DATA FOR THE TASK:
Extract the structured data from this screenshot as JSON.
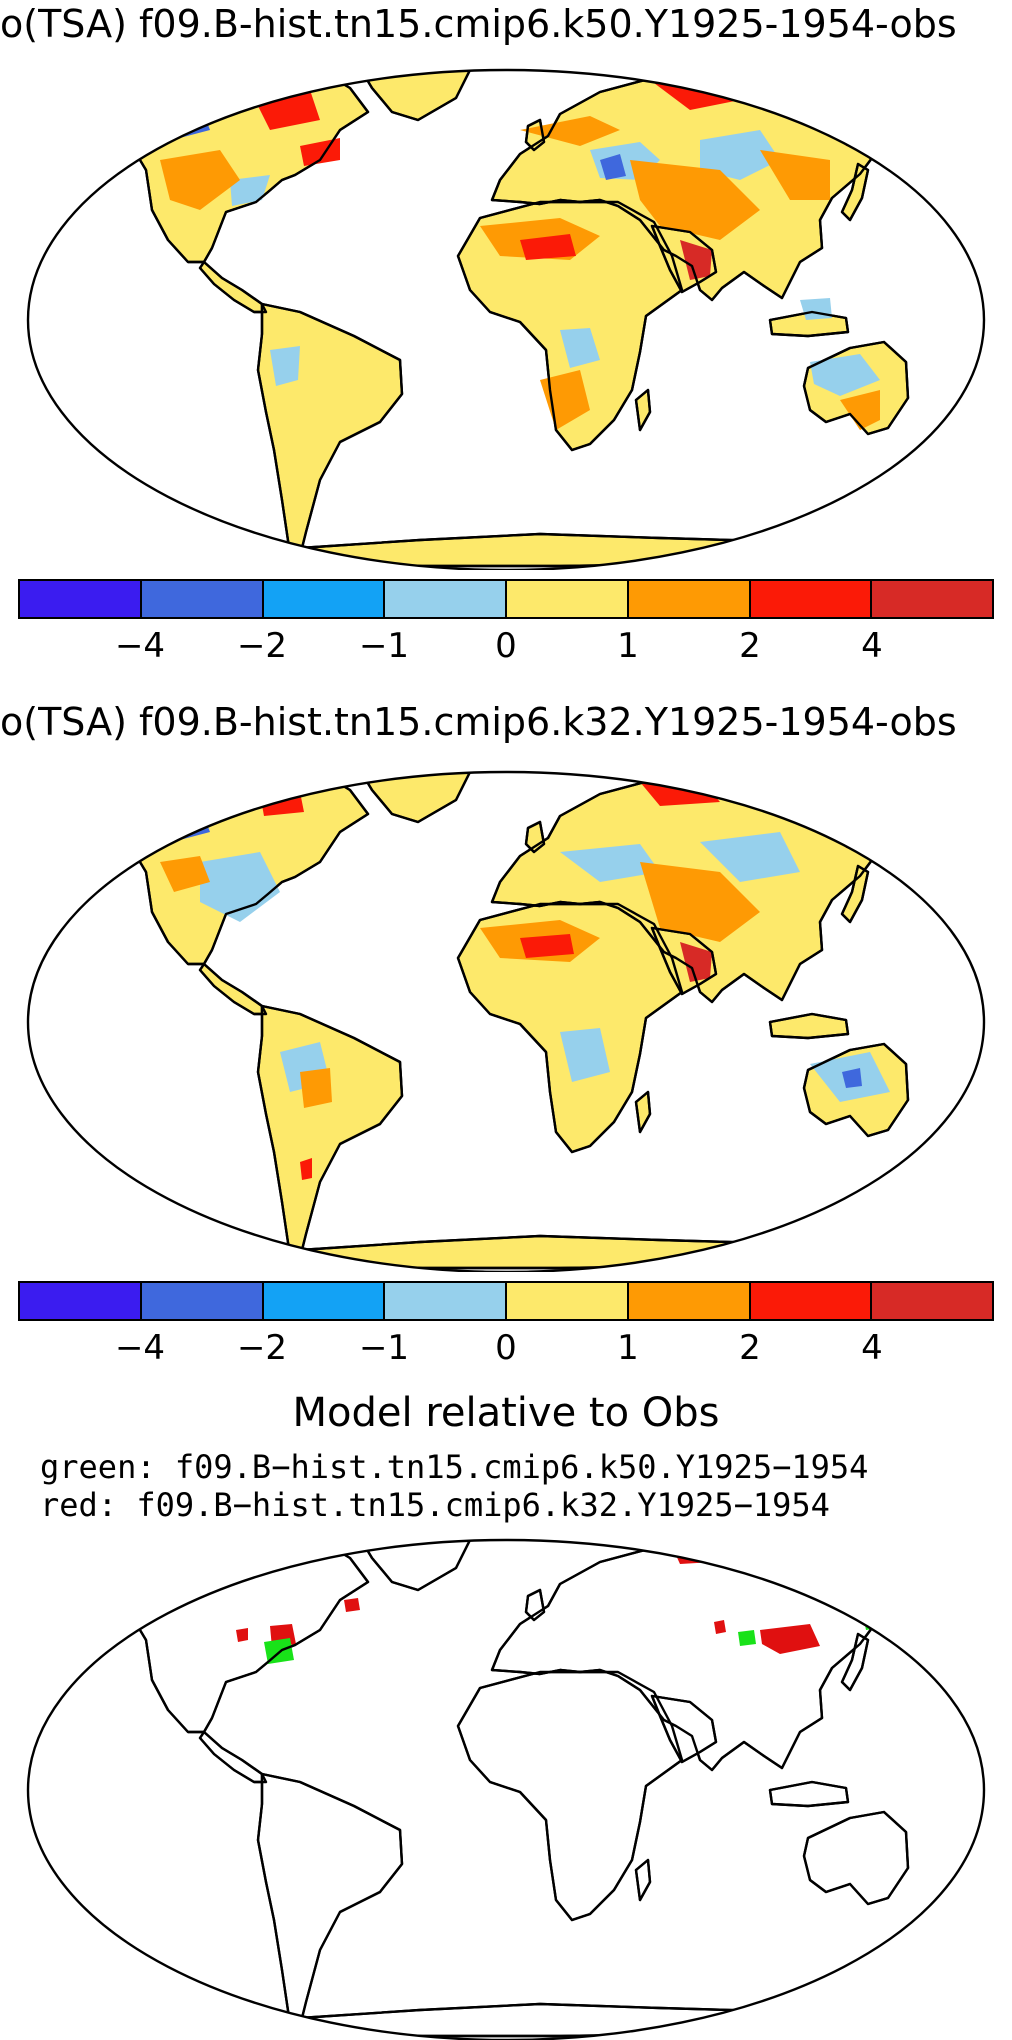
{
  "panel1": {
    "title": "o(TSA) f09.B-hist.tn15.cmip6.k50.Y1925-1954-obs"
  },
  "panel2": {
    "title": "o(TSA) f09.B-hist.tn15.cmip6.k32.Y1925-1954-obs"
  },
  "colorbar": {
    "colors": [
      "#3b1cf0",
      "#3f68dd",
      "#13a2f5",
      "#96d0ec",
      "#fde96b",
      "#fe9a04",
      "#fb1a07",
      "#d72a26"
    ],
    "tick_labels": [
      "−4",
      "−2",
      "−1",
      "0",
      "1",
      "2",
      "4"
    ]
  },
  "comparison": {
    "title": "Model relative to Obs",
    "legend_green": "green: f09.B−hist.tn15.cmip6.k50.Y1925−1954",
    "legend_red": "red: f09.B−hist.tn15.cmip6.k32.Y1925−1954",
    "green_color": "#19e219",
    "red_color": "#e01010"
  }
}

TASK DETAILS:
Copy each line containing the word "hist" from the data.

TASK OUTPUT:
    "title": "o(TSA) f09.B-hist.tn15.cmip6.k50.Y1925-1954-obs"
    "title": "o(TSA) f09.B-hist.tn15.cmip6.k32.Y1925-1954-obs"
    "legend_green": "green: f09.B−hist.tn15.cmip6.k50.Y1925−1954",
    "legend_red": "red: f09.B−hist.tn15.cmip6.k32.Y1925−1954",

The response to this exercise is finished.